What is being asked. Identify the lines bearing the string "Sale" and gather them.

## Start

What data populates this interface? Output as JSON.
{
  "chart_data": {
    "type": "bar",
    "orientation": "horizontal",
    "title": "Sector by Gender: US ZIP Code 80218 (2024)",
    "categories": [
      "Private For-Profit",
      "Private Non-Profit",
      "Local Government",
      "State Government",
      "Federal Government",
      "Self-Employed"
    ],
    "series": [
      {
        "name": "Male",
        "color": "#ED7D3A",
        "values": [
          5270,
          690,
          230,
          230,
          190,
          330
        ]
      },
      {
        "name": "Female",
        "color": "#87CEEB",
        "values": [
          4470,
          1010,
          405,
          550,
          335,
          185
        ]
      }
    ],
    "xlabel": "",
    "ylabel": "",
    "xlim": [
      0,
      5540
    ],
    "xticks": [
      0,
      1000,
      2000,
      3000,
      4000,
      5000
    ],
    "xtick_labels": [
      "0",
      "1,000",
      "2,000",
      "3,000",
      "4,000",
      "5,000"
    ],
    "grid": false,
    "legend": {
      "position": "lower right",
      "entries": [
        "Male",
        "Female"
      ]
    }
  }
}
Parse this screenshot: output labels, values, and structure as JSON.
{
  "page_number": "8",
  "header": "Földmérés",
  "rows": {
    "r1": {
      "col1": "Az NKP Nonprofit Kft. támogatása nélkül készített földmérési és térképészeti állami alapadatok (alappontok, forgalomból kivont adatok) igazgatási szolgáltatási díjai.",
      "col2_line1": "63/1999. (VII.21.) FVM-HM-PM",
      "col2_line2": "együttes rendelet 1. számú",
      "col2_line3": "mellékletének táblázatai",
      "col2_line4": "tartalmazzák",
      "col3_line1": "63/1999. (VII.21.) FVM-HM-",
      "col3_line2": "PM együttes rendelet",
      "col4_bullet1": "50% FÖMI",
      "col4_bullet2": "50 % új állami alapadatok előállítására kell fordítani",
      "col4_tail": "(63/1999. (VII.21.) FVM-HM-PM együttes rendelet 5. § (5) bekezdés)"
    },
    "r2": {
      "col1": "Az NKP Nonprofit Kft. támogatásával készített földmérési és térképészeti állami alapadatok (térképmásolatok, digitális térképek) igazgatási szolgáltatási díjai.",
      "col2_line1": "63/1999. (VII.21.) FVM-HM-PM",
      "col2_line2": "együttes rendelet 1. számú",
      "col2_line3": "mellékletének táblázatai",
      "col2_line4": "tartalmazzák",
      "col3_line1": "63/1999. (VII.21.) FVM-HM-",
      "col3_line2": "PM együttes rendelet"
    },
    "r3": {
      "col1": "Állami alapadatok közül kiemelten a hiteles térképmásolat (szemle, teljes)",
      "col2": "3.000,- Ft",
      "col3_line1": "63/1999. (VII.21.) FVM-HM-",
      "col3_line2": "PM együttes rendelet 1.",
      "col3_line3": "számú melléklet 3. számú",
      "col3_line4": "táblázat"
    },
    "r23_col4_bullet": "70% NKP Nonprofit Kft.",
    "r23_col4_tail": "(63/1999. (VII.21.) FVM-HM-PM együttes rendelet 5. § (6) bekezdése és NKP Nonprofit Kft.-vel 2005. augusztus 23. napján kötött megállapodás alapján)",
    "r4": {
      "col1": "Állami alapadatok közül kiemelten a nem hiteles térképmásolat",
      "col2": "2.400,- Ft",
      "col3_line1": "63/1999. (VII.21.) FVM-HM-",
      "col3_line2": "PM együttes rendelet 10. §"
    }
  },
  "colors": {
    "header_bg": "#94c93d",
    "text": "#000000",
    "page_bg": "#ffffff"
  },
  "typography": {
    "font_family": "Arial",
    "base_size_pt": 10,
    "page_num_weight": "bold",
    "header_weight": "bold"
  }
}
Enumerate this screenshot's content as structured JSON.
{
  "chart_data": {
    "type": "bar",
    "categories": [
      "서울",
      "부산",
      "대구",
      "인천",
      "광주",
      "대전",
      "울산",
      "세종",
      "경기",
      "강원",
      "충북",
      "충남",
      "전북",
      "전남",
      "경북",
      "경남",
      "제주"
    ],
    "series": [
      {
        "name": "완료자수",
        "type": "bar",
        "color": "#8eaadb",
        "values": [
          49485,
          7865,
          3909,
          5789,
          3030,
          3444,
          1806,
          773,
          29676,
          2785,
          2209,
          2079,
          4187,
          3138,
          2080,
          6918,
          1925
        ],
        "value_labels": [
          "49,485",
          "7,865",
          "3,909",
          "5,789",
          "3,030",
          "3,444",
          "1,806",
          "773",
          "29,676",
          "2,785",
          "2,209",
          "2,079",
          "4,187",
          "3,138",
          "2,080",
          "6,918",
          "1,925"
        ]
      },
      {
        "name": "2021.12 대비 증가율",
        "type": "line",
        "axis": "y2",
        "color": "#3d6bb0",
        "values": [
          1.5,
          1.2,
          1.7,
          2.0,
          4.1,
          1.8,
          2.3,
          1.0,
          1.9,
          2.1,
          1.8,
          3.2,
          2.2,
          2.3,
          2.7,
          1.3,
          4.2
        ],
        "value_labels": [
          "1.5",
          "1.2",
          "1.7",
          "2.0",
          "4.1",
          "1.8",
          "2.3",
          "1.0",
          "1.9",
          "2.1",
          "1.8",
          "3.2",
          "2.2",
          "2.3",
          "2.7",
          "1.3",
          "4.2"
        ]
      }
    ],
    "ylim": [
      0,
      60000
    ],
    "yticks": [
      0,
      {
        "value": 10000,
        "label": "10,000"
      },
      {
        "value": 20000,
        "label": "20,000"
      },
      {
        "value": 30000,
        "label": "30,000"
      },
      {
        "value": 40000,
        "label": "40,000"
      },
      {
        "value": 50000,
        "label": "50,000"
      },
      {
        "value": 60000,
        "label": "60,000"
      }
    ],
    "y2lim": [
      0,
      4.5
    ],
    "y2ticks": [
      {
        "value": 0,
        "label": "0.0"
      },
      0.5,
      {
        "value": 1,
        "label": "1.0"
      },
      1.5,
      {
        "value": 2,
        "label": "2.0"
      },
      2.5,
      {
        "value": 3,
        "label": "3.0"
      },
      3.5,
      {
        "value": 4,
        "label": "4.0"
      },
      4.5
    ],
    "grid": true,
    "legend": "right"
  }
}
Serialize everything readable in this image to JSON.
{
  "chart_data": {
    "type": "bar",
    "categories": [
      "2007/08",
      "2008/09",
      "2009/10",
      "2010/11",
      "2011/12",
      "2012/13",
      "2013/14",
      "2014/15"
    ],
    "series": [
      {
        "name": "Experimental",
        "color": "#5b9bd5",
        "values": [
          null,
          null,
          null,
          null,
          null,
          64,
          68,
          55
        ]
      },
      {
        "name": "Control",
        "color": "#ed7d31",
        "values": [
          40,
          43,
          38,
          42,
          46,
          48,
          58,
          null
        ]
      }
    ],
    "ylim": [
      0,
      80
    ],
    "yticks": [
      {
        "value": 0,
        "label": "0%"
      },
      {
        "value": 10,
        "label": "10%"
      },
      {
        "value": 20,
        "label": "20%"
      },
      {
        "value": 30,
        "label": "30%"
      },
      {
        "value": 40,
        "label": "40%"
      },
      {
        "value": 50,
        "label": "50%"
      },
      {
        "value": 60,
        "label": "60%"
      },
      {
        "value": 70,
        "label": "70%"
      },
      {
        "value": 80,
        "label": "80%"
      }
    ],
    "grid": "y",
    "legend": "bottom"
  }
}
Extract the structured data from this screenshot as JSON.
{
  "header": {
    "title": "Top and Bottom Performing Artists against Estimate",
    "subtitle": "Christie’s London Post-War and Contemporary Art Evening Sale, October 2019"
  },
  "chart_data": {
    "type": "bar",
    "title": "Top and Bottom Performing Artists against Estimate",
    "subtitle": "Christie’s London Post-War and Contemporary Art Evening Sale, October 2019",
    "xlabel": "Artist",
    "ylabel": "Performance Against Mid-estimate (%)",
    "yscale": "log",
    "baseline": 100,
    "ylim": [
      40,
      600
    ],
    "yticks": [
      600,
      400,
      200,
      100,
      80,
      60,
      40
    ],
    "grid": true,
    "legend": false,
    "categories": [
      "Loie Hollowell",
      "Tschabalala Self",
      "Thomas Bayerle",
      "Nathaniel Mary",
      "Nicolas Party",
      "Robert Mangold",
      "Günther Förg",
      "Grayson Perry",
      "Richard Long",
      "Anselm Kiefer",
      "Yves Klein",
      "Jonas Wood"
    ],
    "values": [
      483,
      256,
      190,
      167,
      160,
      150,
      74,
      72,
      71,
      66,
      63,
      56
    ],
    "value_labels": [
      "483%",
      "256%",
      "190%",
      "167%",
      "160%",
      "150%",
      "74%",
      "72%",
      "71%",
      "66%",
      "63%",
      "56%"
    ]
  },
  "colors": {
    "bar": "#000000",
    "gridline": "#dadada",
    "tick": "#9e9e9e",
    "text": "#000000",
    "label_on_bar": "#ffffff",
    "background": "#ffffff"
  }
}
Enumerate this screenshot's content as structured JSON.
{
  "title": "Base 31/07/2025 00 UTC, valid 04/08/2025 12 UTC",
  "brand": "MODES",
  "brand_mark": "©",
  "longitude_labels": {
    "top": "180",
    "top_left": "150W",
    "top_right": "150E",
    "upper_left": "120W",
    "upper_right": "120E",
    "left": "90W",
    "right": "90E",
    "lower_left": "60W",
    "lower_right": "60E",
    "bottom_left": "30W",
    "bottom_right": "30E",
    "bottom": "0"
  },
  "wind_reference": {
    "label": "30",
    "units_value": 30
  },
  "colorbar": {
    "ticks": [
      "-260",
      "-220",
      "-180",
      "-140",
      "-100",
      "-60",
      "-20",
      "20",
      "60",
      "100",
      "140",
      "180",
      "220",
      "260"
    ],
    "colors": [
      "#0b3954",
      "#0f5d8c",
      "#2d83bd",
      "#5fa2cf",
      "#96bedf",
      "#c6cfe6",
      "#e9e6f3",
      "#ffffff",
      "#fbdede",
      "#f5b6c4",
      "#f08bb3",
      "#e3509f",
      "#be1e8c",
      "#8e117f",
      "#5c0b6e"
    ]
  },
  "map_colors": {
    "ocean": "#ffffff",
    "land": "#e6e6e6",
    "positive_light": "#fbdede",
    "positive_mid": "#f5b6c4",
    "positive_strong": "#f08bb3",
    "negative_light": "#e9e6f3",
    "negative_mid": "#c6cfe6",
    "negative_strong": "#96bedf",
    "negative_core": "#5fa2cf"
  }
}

## End

Task output.
    "subtitle": "Christie’s London Post-War and Contemporary Art Evening Sale, October 2019"
    "subtitle": "Christie’s London Post-War and Contemporary Art Evening Sale, October 2019",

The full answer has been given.